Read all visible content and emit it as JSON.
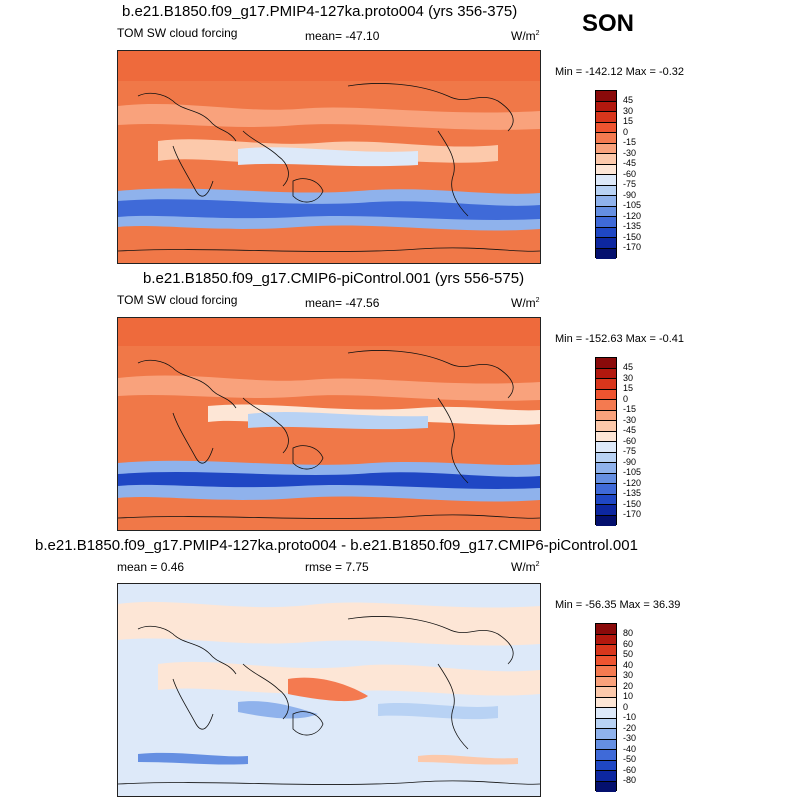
{
  "season": "SON",
  "panels": [
    {
      "title": "b.e21.B1850.f09_g17.PMIP4-127ka.proto004 (yrs 356-375)",
      "left_label": "TOM SW cloud forcing",
      "mid_label": "mean= -47.10",
      "units": "W/m",
      "units_sup": "2",
      "minmax": "Min = -142.12 Max =  -0.32",
      "legend_labels": [
        "45",
        "30",
        "15",
        "0",
        "-15",
        "-30",
        "-45",
        "-60",
        "-75",
        "-90",
        "-105",
        "-120",
        "-135",
        "-150",
        "-170"
      ],
      "legend_colors": [
        "#8a0a0a",
        "#b2180e",
        "#d8361c",
        "#ee5430",
        "#f47a50",
        "#f9a27c",
        "#fcc9ab",
        "#fde6d6",
        "#dde9f9",
        "#b8d2f4",
        "#8fb2ec",
        "#658fe2",
        "#3f6ad8",
        "#1f47c4",
        "#0d27a0",
        "#04106e"
      ]
    },
    {
      "title": "b.e21.B1850.f09_g17.CMIP6-piControl.001 (yrs 556-575)",
      "left_label": "TOM SW cloud forcing",
      "mid_label": "mean= -47.56",
      "units": "W/m",
      "units_sup": "2",
      "minmax": "Min = -152.63 Max =  -0.41",
      "legend_labels": [
        "45",
        "30",
        "15",
        "0",
        "-15",
        "-30",
        "-45",
        "-60",
        "-75",
        "-90",
        "-105",
        "-120",
        "-135",
        "-150",
        "-170"
      ],
      "legend_colors": [
        "#8a0a0a",
        "#b2180e",
        "#d8361c",
        "#ee5430",
        "#f47a50",
        "#f9a27c",
        "#fcc9ab",
        "#fde6d6",
        "#dde9f9",
        "#b8d2f4",
        "#8fb2ec",
        "#658fe2",
        "#3f6ad8",
        "#1f47c4",
        "#0d27a0",
        "#04106e"
      ]
    },
    {
      "title": "b.e21.B1850.f09_g17.PMIP4-127ka.proto004 - b.e21.B1850.f09_g17.CMIP6-piControl.001",
      "left_label": "mean =   0.46",
      "mid_label": "rmse =   7.75",
      "units": "W/m",
      "units_sup": "2",
      "minmax": "Min = -56.35 Max =  36.39",
      "legend_labels": [
        "80",
        "60",
        "50",
        "40",
        "30",
        "20",
        "10",
        "0",
        "-10",
        "-20",
        "-30",
        "-40",
        "-50",
        "-60",
        "-80"
      ],
      "legend_colors": [
        "#8a0a0a",
        "#b2180e",
        "#d8361c",
        "#ee5430",
        "#f47a50",
        "#f9a27c",
        "#fcc9ab",
        "#fde6d6",
        "#dde9f9",
        "#b8d2f4",
        "#8fb2ec",
        "#658fe2",
        "#3f6ad8",
        "#1f47c4",
        "#0d27a0",
        "#04106e"
      ]
    }
  ]
}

____

--- Given request ---
Write the listing above out again exactly, dropping each image.

--- Output of the exercise ---
Read all visible content and emit it as JSON.
{
  "season": "SON",
  "panels": [
    {
      "title": "b.e21.B1850.f09_g17.PMIP4-127ka.proto004 (yrs 356-375)",
      "left_label": "TOM SW cloud forcing",
      "mid_label": "mean= -47.10",
      "units": "W/m",
      "units_sup": "2",
      "minmax": "Min = -142.12 Max =  -0.32",
      "legend_labels": [
        "45",
        "30",
        "15",
        "0",
        "-15",
        "-30",
        "-45",
        "-60",
        "-75",
        "-90",
        "-105",
        "-120",
        "-135",
        "-150",
        "-170"
      ],
      "legend_colors": [
        "#8a0a0a",
        "#b2180e",
        "#d8361c",
        "#ee5430",
        "#f47a50",
        "#f9a27c",
        "#fcc9ab",
        "#fde6d6",
        "#dde9f9",
        "#b8d2f4",
        "#8fb2ec",
        "#658fe2",
        "#3f6ad8",
        "#1f47c4",
        "#0d27a0",
        "#04106e"
      ]
    },
    {
      "title": "b.e21.B1850.f09_g17.CMIP6-piControl.001 (yrs 556-575)",
      "left_label": "TOM SW cloud forcing",
      "mid_label": "mean= -47.56",
      "units": "W/m",
      "units_sup": "2",
      "minmax": "Min = -152.63 Max =  -0.41",
      "legend_labels": [
        "45",
        "30",
        "15",
        "0",
        "-15",
        "-30",
        "-45",
        "-60",
        "-75",
        "-90",
        "-105",
        "-120",
        "-135",
        "-150",
        "-170"
      ],
      "legend_colors": [
        "#8a0a0a",
        "#b2180e",
        "#d8361c",
        "#ee5430",
        "#f47a50",
        "#f9a27c",
        "#fcc9ab",
        "#fde6d6",
        "#dde9f9",
        "#b8d2f4",
        "#8fb2ec",
        "#658fe2",
        "#3f6ad8",
        "#1f47c4",
        "#0d27a0",
        "#04106e"
      ]
    },
    {
      "title": "b.e21.B1850.f09_g17.PMIP4-127ka.proto004 - b.e21.B1850.f09_g17.CMIP6-piControl.001",
      "left_label": "mean =   0.46",
      "mid_label": "rmse =   7.75",
      "units": "W/m",
      "units_sup": "2",
      "minmax": "Min = -56.35 Max =  36.39",
      "legend_labels": [
        "80",
        "60",
        "50",
        "40",
        "30",
        "20",
        "10",
        "0",
        "-10",
        "-20",
        "-30",
        "-40",
        "-50",
        "-60",
        "-80"
      ],
      "legend_colors": [
        "#8a0a0a",
        "#b2180e",
        "#d8361c",
        "#ee5430",
        "#f47a50",
        "#f9a27c",
        "#fcc9ab",
        "#fde6d6",
        "#dde9f9",
        "#b8d2f4",
        "#8fb2ec",
        "#658fe2",
        "#3f6ad8",
        "#1f47c4",
        "#0d27a0",
        "#04106e"
      ]
    }
  ]
}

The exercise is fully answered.